* STATED TASK *
Leave out the pictures and repeat everything else in the records exactly.

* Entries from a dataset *
□ □ □ □ □ □ □

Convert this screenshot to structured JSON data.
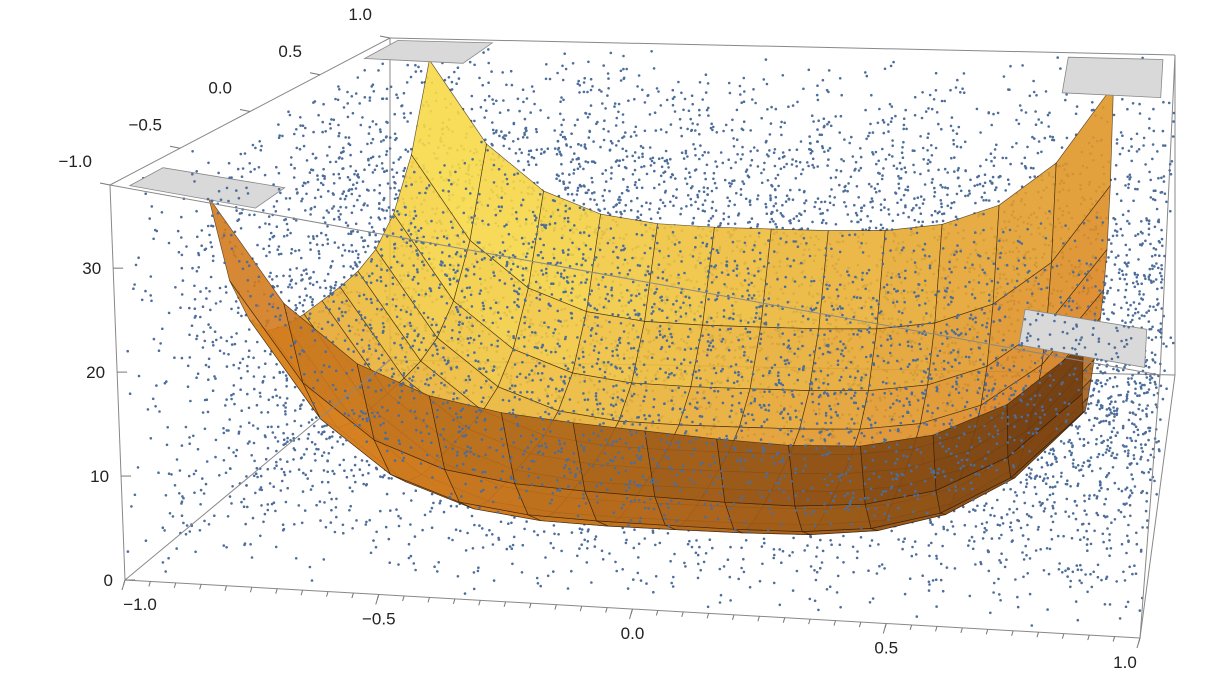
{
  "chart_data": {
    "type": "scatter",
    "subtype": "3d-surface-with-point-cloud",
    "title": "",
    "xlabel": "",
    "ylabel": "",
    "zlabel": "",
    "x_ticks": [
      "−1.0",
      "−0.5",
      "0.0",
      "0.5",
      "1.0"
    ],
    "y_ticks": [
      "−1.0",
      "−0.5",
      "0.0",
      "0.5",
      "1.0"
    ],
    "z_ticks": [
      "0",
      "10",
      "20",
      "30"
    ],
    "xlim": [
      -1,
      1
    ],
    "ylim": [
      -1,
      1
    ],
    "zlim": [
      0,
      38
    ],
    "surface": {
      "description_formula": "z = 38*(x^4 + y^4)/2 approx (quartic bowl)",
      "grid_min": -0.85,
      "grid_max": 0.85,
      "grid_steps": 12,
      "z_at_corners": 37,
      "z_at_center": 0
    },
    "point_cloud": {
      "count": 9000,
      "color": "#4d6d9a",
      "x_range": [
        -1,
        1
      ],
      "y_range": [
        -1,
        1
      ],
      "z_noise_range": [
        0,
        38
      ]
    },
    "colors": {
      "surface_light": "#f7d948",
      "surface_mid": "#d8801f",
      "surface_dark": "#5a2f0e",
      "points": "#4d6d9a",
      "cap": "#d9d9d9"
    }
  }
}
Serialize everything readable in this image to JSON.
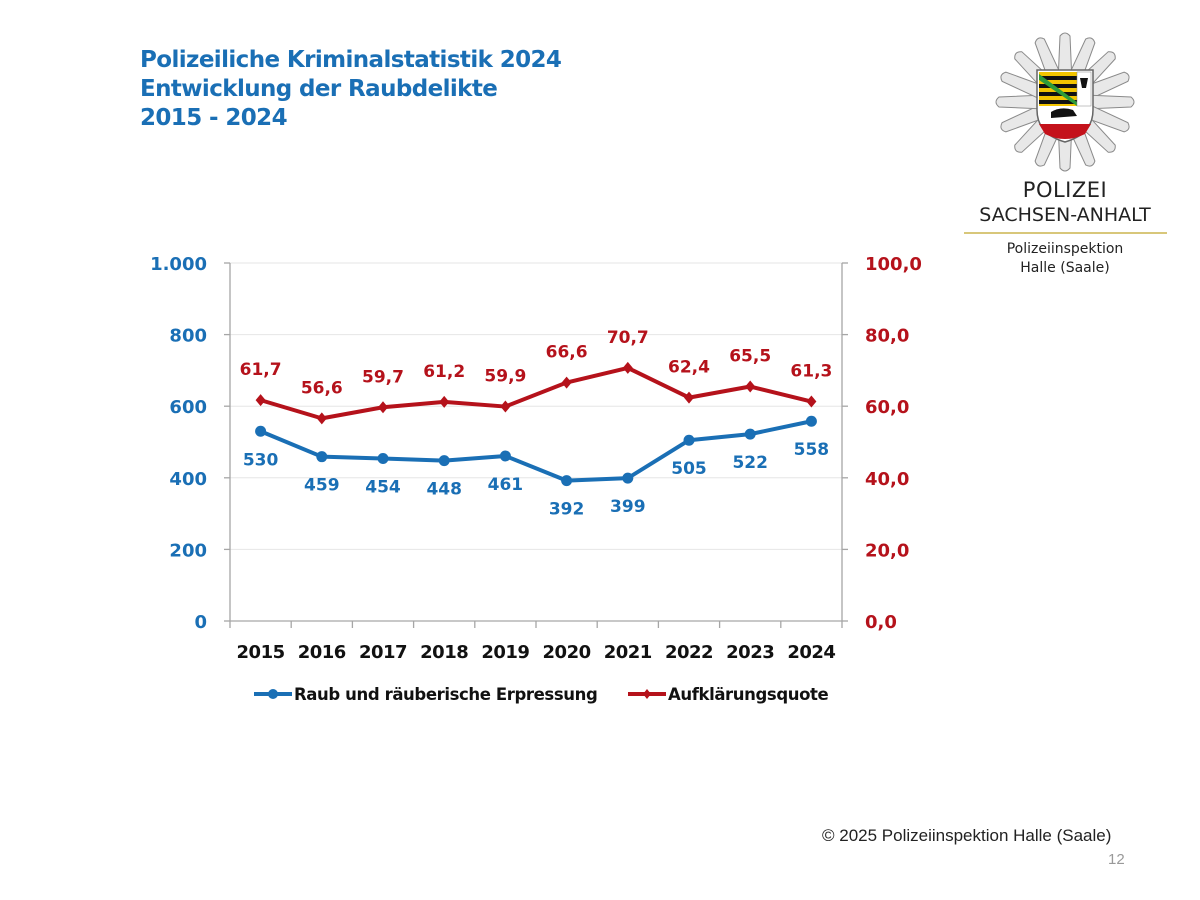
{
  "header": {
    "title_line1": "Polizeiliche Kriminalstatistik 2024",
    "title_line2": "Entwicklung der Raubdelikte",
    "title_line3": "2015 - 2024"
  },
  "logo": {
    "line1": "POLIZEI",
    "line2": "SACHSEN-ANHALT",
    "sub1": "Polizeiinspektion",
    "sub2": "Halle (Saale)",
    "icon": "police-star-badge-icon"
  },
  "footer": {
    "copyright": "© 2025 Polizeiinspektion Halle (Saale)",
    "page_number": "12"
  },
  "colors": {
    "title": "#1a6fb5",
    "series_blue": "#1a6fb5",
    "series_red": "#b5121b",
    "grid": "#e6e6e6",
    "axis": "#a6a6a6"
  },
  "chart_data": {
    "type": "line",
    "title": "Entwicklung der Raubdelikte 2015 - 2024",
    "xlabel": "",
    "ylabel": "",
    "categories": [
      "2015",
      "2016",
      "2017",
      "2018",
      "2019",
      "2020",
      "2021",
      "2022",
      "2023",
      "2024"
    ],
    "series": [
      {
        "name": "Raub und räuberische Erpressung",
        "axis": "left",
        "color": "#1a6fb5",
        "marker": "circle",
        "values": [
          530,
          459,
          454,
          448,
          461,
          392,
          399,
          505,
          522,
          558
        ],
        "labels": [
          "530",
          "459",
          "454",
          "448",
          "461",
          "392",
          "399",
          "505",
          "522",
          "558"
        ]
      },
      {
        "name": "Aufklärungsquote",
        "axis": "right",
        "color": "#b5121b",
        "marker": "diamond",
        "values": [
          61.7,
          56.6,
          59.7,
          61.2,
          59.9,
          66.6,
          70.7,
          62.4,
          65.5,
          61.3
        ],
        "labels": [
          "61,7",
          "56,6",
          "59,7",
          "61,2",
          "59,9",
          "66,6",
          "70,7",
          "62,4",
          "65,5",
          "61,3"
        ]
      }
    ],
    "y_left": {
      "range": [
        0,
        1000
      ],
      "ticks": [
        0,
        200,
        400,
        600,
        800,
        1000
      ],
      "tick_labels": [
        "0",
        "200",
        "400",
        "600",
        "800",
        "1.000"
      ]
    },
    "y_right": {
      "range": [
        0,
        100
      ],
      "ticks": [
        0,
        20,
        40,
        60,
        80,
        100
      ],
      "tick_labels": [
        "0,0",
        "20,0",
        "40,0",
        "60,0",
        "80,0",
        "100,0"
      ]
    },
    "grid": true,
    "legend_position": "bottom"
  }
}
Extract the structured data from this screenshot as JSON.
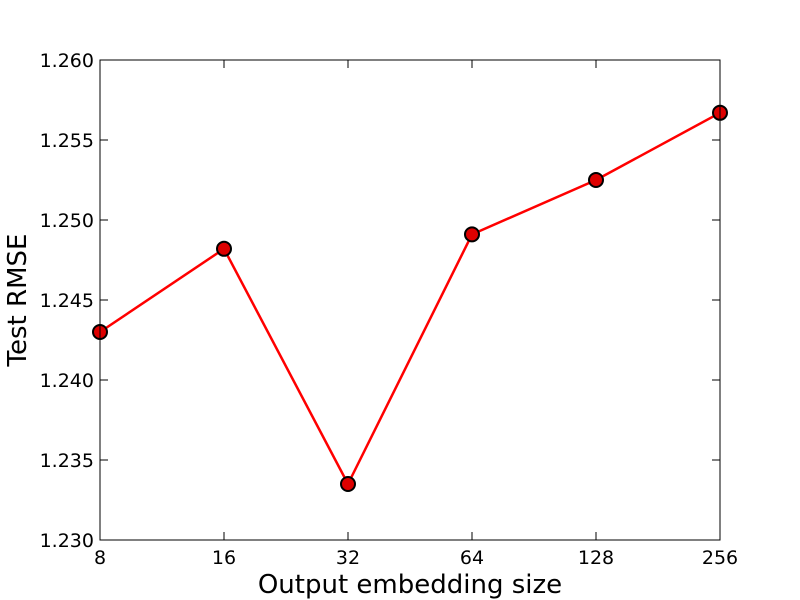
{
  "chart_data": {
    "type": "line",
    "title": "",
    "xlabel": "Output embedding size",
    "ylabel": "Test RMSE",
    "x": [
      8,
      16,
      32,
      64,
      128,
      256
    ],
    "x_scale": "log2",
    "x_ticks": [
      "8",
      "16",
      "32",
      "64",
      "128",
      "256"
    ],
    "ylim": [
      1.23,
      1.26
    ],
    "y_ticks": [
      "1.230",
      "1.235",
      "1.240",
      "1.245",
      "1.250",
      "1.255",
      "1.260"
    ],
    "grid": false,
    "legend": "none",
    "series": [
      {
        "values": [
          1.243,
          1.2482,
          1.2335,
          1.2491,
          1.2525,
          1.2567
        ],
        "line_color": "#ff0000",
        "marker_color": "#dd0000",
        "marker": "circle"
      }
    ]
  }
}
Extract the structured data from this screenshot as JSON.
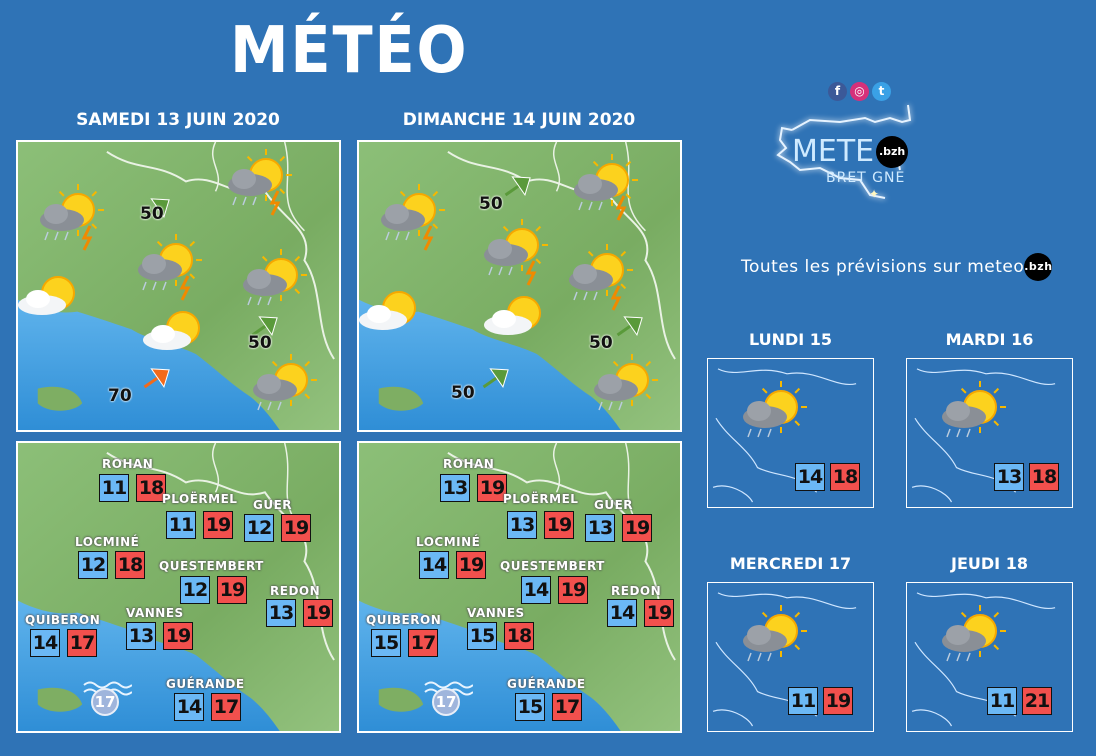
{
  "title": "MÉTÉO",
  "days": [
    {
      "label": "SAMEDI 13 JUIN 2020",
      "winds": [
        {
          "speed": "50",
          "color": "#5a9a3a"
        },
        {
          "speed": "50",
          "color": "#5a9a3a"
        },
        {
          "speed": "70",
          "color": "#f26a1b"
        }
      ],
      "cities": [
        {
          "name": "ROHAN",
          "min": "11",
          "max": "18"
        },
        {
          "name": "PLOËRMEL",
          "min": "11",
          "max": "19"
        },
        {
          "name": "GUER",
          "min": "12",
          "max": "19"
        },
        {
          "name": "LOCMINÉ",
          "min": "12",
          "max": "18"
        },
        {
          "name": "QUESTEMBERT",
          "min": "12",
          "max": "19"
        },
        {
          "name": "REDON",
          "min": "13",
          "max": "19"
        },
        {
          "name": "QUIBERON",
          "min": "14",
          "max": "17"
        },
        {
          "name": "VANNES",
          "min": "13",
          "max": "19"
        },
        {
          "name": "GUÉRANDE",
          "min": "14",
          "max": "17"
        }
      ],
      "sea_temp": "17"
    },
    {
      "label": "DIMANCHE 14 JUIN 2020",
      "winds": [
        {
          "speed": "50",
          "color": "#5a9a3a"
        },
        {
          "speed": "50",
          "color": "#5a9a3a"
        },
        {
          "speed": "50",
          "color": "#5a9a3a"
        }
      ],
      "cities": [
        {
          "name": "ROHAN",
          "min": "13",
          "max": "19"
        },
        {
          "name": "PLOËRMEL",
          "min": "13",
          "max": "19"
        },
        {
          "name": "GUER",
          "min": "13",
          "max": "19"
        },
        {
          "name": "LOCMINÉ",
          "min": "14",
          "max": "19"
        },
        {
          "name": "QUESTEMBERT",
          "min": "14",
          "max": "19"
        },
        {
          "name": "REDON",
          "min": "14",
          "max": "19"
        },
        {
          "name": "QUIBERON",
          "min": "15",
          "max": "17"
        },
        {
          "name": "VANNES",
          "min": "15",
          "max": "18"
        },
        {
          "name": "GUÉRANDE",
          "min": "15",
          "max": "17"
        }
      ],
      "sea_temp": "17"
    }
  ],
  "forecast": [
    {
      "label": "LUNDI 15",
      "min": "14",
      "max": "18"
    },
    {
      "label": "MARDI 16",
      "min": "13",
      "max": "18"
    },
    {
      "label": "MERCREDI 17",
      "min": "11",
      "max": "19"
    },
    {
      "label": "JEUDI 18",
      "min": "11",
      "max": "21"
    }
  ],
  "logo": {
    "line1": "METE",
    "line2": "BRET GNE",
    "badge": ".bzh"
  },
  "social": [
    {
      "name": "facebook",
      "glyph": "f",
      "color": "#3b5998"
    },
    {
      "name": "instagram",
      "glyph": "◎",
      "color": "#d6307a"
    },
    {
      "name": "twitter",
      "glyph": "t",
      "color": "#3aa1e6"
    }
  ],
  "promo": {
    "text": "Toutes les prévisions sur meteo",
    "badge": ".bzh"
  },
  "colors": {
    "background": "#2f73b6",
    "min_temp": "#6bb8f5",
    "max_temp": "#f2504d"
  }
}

□ □ □ □ □ □ □

* EXERCISE RESULT *
Convert this screenshot to structured JSON data.
{
  "chart_data": {
    "type": "scatter",
    "subtype": "3d-surface-with-point-cloud",
    "title": "",
    "xlabel": "",
    "ylabel": "",
    "zlabel": "",
    "x_ticks": [
      "−1.0",
      "−0.5",
      "0.0",
      "0.5",
      "1.0"
    ],
    "y_ticks": [
      "−1.0",
      "−0.5",
      "0.0",
      "0.5",
      "1.0"
    ],
    "z_ticks": [
      "0",
      "10",
      "20",
      "30"
    ],
    "xlim": [
      -1,
      1
    ],
    "ylim": [
      -1,
      1
    ],
    "zlim": [
      0,
      38
    ],
    "surface": {
      "description_formula": "z = 38*(x^4 + y^4)/2 approx (quartic bowl)",
      "grid_min": -0.85,
      "grid_max": 0.85,
      "grid_steps": 12,
      "z_at_corners": 37,
      "z_at_center": 0
    },
    "point_cloud": {
      "count": 9000,
      "color": "#4d6d9a",
      "x_range": [
        -1,
        1
      ],
      "y_range": [
        -1,
        1
      ],
      "z_noise_range": [
        0,
        38
      ]
    },
    "colors": {
      "surface_light": "#f7d948",
      "surface_mid": "#d8801f",
      "surface_dark": "#5a2f0e",
      "points": "#4d6d9a",
      "cap": "#d9d9d9"
    }
  }
}
Serialize everything readable in this image to JSON.
{
  "header": {
    "title_line1": "Polizeiliche Kriminalstatistik 2024",
    "title_line2": "Entwicklung der Raubdelikte",
    "title_line3": "2015 - 2024"
  },
  "logo": {
    "line1": "POLIZEI",
    "line2": "SACHSEN-ANHALT",
    "sub1": "Polizeiinspektion",
    "sub2": "Halle (Saale)",
    "icon": "police-star-badge-icon"
  },
  "footer": {
    "copyright": "© 2025 Polizeiinspektion Halle (Saale)",
    "page_number": "12"
  },
  "colors": {
    "title": "#1a6fb5",
    "series_blue": "#1a6fb5",
    "series_red": "#b5121b",
    "grid": "#e6e6e6",
    "axis": "#a6a6a6"
  },
  "chart_data": {
    "type": "line",
    "title": "Entwicklung der Raubdelikte 2015 - 2024",
    "xlabel": "",
    "ylabel": "",
    "categories": [
      "2015",
      "2016",
      "2017",
      "2018",
      "2019",
      "2020",
      "2021",
      "2022",
      "2023",
      "2024"
    ],
    "series": [
      {
        "name": "Raub und räuberische Erpressung",
        "axis": "left",
        "color": "#1a6fb5",
        "marker": "circle",
        "values": [
          530,
          459,
          454,
          448,
          461,
          392,
          399,
          505,
          522,
          558
        ],
        "labels": [
          "530",
          "459",
          "454",
          "448",
          "461",
          "392",
          "399",
          "505",
          "522",
          "558"
        ]
      },
      {
        "name": "Aufklärungsquote",
        "axis": "right",
        "color": "#b5121b",
        "marker": "diamond",
        "values": [
          61.7,
          56.6,
          59.7,
          61.2,
          59.9,
          66.6,
          70.7,
          62.4,
          65.5,
          61.3
        ],
        "labels": [
          "61,7",
          "56,6",
          "59,7",
          "61,2",
          "59,9",
          "66,6",
          "70,7",
          "62,4",
          "65,5",
          "61,3"
        ]
      }
    ],
    "y_left": {
      "range": [
        0,
        1000
      ],
      "ticks": [
        0,
        200,
        400,
        600,
        800,
        1000
      ],
      "tick_labels": [
        "0",
        "200",
        "400",
        "600",
        "800",
        "1.000"
      ]
    },
    "y_right": {
      "range": [
        0,
        100
      ],
      "ticks": [
        0,
        20,
        40,
        60,
        80,
        100
      ],
      "tick_labels": [
        "0,0",
        "20,0",
        "40,0",
        "60,0",
        "80,0",
        "100,0"
      ]
    },
    "grid": true,
    "legend_position": "bottom"
  }
}
Extract the structured data from this screenshot as JSON.
{
  "chart_data": {
    "type": "line",
    "title": "",
    "xlabel": "Output embedding size",
    "ylabel": "Test RMSE",
    "x": [
      8,
      16,
      32,
      64,
      128,
      256
    ],
    "x_scale": "log2",
    "x_ticks": [
      "8",
      "16",
      "32",
      "64",
      "128",
      "256"
    ],
    "ylim": [
      1.23,
      1.26
    ],
    "y_ticks": [
      "1.230",
      "1.235",
      "1.240",
      "1.245",
      "1.250",
      "1.255",
      "1.260"
    ],
    "grid": false,
    "legend": "none",
    "series": [
      {
        "values": [
          1.243,
          1.2482,
          1.2335,
          1.2491,
          1.2525,
          1.2567
        ],
        "line_color": "#ff0000",
        "marker_color": "#dd0000",
        "marker": "circle"
      }
    ]
  }
}
Extract the structured data from this screenshot as JSON.
{
  "title": "MÉTÉO",
  "days": [
    {
      "label": "SAMEDI 13 JUIN 2020",
      "winds": [
        {
          "speed": "50",
          "color": "#5a9a3a"
        },
        {
          "speed": "50",
          "color": "#5a9a3a"
        },
        {
          "speed": "70",
          "color": "#f26a1b"
        }
      ],
      "cities": [
        {
          "name": "ROHAN",
          "min": "11",
          "max": "18"
        },
        {
          "name": "PLOËRMEL",
          "min": "11",
          "max": "19"
        },
        {
          "name": "GUER",
          "min": "12",
          "max": "19"
        },
        {
          "name": "LOCMINÉ",
          "min": "12",
          "max": "18"
        },
        {
          "name": "QUESTEMBERT",
          "min": "12",
          "max": "19"
        },
        {
          "name": "REDON",
          "min": "13",
          "max": "19"
        },
        {
          "name": "QUIBERON",
          "min": "14",
          "max": "17"
        },
        {
          "name": "VANNES",
          "min": "13",
          "max": "19"
        },
        {
          "name": "GUÉRANDE",
          "min": "14",
          "max": "17"
        }
      ],
      "sea_temp": "17"
    },
    {
      "label": "DIMANCHE 14 JUIN 2020",
      "winds": [
        {
          "speed": "50",
          "color": "#5a9a3a"
        },
        {
          "speed": "50",
          "color": "#5a9a3a"
        },
        {
          "speed": "50",
          "color": "#5a9a3a"
        }
      ],
      "cities": [
        {
          "name": "ROHAN",
          "min": "13",
          "max": "19"
        },
        {
          "name": "PLOËRMEL",
          "min": "13",
          "max": "19"
        },
        {
          "name": "GUER",
          "min": "13",
          "max": "19"
        },
        {
          "name": "LOCMINÉ",
          "min": "14",
          "max": "19"
        },
        {
          "name": "QUESTEMBERT",
          "min": "14",
          "max": "19"
        },
        {
          "name": "REDON",
          "min": "14",
          "max": "19"
        },
        {
          "name": "QUIBERON",
          "min": "15",
          "max": "17"
        },
        {
          "name": "VANNES",
          "min": "15",
          "max": "18"
        },
        {
          "name": "GUÉRANDE",
          "min": "15",
          "max": "17"
        }
      ],
      "sea_temp": "17"
    }
  ],
  "forecast": [
    {
      "label": "LUNDI 15",
      "min": "14",
      "max": "18"
    },
    {
      "label": "MARDI 16",
      "min": "13",
      "max": "18"
    },
    {
      "label": "MERCREDI 17",
      "min": "11",
      "max": "19"
    },
    {
      "label": "JEUDI 18",
      "min": "11",
      "max": "21"
    }
  ],
  "logo": {
    "line1": "METE",
    "line2": "BRET GNE",
    "badge": ".bzh"
  },
  "social": [
    {
      "name": "facebook",
      "glyph": "f",
      "color": "#3b5998"
    },
    {
      "name": "instagram",
      "glyph": "◎",
      "color": "#d6307a"
    },
    {
      "name": "twitter",
      "glyph": "t",
      "color": "#3aa1e6"
    }
  ],
  "promo": {
    "text": "Toutes les prévisions sur meteo",
    "badge": ".bzh"
  },
  "colors": {
    "background": "#2f73b6",
    "min_temp": "#6bb8f5",
    "max_temp": "#f2504d"
  }
}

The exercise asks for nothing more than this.